- _The problem_: In the material below, find all lines with the string "Robert" and copy them.

** BEGIN Extracted entries **

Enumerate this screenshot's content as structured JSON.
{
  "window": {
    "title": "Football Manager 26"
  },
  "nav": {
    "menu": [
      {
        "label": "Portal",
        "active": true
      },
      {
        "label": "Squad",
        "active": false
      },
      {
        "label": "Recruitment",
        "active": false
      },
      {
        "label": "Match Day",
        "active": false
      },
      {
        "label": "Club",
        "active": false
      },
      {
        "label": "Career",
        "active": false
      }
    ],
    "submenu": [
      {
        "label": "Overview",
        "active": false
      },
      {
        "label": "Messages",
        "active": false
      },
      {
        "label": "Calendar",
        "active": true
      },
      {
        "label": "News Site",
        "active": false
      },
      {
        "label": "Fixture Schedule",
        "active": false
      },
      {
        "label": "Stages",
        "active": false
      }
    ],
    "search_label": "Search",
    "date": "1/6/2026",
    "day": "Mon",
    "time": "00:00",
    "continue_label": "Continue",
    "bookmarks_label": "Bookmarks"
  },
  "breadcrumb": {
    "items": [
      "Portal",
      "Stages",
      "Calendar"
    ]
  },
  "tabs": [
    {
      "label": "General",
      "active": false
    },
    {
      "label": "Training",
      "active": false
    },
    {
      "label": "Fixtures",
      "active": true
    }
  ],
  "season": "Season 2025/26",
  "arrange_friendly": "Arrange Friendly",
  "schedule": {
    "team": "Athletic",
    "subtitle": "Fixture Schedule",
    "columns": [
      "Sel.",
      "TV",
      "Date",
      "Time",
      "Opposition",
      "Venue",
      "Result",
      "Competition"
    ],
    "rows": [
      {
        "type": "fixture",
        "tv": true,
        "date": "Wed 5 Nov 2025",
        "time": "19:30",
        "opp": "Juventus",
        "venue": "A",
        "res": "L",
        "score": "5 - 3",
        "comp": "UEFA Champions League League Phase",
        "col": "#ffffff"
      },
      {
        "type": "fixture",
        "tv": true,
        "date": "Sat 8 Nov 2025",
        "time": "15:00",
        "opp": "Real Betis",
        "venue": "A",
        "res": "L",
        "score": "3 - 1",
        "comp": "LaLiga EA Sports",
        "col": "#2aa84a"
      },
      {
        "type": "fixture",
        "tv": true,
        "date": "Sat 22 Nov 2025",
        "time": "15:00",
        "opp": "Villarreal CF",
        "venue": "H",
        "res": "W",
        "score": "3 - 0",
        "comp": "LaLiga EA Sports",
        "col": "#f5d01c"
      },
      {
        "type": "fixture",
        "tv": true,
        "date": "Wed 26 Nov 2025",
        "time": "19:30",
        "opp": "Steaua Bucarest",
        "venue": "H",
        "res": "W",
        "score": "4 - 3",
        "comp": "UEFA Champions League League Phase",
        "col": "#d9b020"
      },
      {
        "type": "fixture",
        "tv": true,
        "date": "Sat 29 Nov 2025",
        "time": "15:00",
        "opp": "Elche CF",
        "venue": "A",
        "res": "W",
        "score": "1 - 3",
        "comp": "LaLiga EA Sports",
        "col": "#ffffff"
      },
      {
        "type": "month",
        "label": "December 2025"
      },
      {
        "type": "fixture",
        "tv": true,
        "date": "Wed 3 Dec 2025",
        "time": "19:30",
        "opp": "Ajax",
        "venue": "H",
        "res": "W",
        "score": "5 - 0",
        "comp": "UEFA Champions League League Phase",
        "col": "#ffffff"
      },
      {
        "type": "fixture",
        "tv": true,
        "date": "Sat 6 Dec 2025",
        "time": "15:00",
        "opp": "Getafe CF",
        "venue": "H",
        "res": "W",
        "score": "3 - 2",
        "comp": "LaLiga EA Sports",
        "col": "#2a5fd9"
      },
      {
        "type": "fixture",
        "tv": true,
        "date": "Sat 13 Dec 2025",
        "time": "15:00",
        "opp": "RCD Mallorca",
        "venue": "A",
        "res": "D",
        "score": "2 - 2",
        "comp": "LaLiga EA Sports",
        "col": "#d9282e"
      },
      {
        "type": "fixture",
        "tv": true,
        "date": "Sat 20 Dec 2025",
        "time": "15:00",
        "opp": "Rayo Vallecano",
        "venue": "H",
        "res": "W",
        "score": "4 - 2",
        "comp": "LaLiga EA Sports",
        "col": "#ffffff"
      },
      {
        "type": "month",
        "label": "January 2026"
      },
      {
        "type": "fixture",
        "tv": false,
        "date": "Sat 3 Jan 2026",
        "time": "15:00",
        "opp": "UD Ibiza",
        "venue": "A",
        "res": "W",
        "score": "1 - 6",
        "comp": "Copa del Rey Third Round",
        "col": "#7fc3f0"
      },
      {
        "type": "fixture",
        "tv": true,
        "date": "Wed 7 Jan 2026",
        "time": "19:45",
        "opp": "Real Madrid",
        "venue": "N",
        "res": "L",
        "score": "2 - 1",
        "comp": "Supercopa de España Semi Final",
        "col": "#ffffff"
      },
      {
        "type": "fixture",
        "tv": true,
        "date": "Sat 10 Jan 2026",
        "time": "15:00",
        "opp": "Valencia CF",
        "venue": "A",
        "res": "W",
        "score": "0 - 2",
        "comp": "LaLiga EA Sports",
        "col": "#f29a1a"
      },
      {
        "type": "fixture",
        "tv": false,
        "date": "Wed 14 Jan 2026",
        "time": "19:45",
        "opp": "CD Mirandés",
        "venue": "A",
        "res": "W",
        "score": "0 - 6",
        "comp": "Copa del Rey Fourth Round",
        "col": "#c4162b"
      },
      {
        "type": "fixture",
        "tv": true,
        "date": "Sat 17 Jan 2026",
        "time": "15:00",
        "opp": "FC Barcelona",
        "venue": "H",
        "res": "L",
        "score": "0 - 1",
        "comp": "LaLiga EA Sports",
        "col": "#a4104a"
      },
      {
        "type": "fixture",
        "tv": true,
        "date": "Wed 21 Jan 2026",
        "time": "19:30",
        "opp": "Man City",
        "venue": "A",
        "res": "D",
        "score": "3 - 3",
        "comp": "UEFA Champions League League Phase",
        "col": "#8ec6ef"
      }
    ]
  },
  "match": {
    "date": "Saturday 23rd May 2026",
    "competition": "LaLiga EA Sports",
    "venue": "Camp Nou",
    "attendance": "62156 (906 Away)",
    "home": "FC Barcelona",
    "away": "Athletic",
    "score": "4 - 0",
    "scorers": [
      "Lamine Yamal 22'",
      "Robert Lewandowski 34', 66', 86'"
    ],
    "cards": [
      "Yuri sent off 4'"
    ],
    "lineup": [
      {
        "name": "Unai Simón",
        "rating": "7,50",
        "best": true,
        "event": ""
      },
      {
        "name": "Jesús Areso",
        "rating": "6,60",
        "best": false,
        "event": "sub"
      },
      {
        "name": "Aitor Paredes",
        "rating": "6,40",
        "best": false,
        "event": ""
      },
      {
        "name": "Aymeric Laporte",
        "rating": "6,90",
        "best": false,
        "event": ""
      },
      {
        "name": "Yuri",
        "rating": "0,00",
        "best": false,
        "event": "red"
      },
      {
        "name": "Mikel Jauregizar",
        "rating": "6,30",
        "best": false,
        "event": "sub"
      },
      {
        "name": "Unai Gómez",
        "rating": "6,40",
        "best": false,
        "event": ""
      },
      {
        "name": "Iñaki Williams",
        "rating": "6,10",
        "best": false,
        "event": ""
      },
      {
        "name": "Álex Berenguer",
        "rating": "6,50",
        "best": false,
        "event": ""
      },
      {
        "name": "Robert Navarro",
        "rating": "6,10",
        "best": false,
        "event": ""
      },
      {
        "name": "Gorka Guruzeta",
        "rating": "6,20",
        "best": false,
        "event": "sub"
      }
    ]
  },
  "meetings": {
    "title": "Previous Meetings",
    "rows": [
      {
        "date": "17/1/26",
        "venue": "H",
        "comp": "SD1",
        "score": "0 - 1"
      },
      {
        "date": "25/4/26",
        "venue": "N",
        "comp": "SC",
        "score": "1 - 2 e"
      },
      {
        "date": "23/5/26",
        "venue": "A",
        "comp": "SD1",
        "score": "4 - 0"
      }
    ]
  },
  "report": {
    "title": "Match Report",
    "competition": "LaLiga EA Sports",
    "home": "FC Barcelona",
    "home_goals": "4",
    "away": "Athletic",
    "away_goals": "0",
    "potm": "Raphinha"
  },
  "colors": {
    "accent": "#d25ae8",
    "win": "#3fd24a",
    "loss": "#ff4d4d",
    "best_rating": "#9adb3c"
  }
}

** END Extracted entries **

- _Solution_:
      "Robert Lewandowski 34', 66', 86'"
        "name": "Robert Navarro",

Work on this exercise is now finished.